:: Rows ::
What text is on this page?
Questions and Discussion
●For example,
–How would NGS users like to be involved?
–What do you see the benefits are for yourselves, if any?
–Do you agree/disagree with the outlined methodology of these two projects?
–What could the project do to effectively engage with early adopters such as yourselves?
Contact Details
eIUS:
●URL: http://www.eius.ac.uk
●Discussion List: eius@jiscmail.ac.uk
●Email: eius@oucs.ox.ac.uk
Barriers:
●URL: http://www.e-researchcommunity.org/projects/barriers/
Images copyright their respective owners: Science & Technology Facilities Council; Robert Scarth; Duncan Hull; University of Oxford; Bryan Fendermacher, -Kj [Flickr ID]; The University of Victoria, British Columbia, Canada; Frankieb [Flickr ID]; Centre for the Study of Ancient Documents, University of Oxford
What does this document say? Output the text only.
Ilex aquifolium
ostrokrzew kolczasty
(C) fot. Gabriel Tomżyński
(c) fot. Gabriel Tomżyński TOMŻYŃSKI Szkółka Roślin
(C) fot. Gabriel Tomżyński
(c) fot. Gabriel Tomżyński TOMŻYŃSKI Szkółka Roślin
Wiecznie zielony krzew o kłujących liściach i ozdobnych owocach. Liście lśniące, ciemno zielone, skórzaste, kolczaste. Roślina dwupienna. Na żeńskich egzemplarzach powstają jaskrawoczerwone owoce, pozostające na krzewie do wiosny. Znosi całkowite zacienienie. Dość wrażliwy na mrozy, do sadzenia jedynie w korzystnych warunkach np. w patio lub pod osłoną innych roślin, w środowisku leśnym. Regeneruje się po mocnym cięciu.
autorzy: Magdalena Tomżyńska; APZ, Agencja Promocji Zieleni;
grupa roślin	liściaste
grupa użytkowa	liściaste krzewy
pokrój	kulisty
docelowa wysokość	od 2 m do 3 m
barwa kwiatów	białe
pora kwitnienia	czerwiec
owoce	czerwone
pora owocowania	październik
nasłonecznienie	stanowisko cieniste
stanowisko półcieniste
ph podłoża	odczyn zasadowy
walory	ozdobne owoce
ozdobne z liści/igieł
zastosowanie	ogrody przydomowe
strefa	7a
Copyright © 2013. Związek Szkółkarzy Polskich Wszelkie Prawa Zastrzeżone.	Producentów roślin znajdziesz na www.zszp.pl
:::
_Written problem_
Return every entry verbatim.

_Finished exercise_
What text is on this page?
Questions and Discussion
●For example,
–How would NGS users like to be involved?
–What do you see the benefits are for yourselves, if any?
–Do you agree/disagree with the outlined methodology of these two projects?
–What could the project do to effectively engage with early adopters such as yourselves?
Contact Details
eIUS:
●URL: http://www.eius.ac.uk
●Discussion List: eius@jiscmail.ac.uk
●Email: eius@oucs.ox.ac.uk
Barriers:
●URL: http://www.e-researchcommunity.org/projects/barriers/
Images copyright their respective owners: Science & Technology Facilities Council; Robert Scarth; Duncan Hull; University of Oxford; Bryan Fendermacher, -Kj [Flickr ID]; The University of Victoria, British Columbia, Canada; Frankieb [Flickr ID]; Centre for the Study of Ancient Documents, University of Oxford
What does this document say? Output the text only.
Ilex aquifolium
ostrokrzew kolczasty
(C) fot. Gabriel Tomżyński
(c) fot. Gabriel Tomżyński TOMŻYŃSKI Szkółka Roślin
(C) fot. Gabriel Tomżyński
(c) fot. Gabriel Tomżyński TOMŻYŃSKI Szkółka Roślin
Wiecznie zielony krzew o kłujących liściach i ozdobnych owocach. Liście lśniące, ciemno zielone, skórzaste, kolczaste. Roślina dwupienna. Na żeńskich egzemplarzach powstają jaskrawoczerwone owoce, pozostające na krzewie do wiosny. Znosi całkowite zacienienie. Dość wrażliwy na mrozy, do sadzenia jedynie w korzystnych warunkach np. w patio lub pod osłoną innych roślin, w środowisku leśnym. Regeneruje się po mocnym cięciu.
autorzy: Magdalena Tomżyńska; APZ, Agencja Promocji Zieleni;
grupa roślin	liściaste
grupa użytkowa	liściaste krzewy
pokrój	kulisty
docelowa wysokość	od 2 m do 3 m
barwa kwiatów	białe
pora kwitnienia	czerwiec
owoce	czerwone
pora owocowania	październik
nasłonecznienie	stanowisko cieniste
stanowisko półcieniste
ph podłoża	odczyn zasadowy
walory	ozdobne owoce
ozdobne z liści/igieł
zastosowanie	ogrody przydomowe
strefa	7a
Copyright © 2013. Związek Szkółkarzy Polskich Wszelkie Prawa Zastrzeżone.	Producentów roślin znajdziesz na www.zszp.pl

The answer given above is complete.